▶ [Directions for this task]
Note how many lines hold "chính" and report that number by itself.

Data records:
★ ★ ★

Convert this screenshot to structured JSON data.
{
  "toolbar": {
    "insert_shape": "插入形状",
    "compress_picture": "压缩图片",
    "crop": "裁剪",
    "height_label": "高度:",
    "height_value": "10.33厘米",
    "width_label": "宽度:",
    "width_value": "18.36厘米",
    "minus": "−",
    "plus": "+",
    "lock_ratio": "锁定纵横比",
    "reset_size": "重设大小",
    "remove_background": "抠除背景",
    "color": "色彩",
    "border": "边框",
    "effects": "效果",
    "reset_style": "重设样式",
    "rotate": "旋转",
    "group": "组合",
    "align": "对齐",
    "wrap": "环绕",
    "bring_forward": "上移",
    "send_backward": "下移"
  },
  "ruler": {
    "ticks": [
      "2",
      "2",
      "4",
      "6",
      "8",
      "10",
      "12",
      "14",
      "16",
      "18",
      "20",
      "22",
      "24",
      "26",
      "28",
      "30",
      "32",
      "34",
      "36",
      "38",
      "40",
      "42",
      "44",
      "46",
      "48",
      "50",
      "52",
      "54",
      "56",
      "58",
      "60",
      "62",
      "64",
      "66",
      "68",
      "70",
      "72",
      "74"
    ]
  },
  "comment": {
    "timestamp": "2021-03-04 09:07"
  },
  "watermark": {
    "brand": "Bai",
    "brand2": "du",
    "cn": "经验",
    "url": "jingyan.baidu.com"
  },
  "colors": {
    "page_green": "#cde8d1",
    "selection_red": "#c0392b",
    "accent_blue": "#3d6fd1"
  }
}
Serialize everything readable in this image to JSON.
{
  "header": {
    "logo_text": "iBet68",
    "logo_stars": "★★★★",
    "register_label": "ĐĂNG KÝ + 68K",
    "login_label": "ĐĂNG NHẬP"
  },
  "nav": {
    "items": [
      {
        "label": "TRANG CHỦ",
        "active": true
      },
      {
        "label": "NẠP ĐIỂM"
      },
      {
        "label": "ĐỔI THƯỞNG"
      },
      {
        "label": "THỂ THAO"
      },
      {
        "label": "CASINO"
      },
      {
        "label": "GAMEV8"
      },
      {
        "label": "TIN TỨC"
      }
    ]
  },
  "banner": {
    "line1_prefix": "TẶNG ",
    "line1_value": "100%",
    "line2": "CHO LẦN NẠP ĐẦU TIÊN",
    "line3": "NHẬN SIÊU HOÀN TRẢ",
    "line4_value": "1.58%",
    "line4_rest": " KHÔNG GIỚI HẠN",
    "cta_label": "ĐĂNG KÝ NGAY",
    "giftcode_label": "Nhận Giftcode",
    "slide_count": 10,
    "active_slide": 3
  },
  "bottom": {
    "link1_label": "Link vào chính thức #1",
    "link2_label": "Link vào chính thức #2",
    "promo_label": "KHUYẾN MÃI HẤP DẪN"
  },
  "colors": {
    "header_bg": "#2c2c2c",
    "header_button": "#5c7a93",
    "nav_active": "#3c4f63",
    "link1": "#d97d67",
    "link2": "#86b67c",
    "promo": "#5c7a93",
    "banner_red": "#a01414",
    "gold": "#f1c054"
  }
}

★ ★ ★

▶ [Exercise result]
2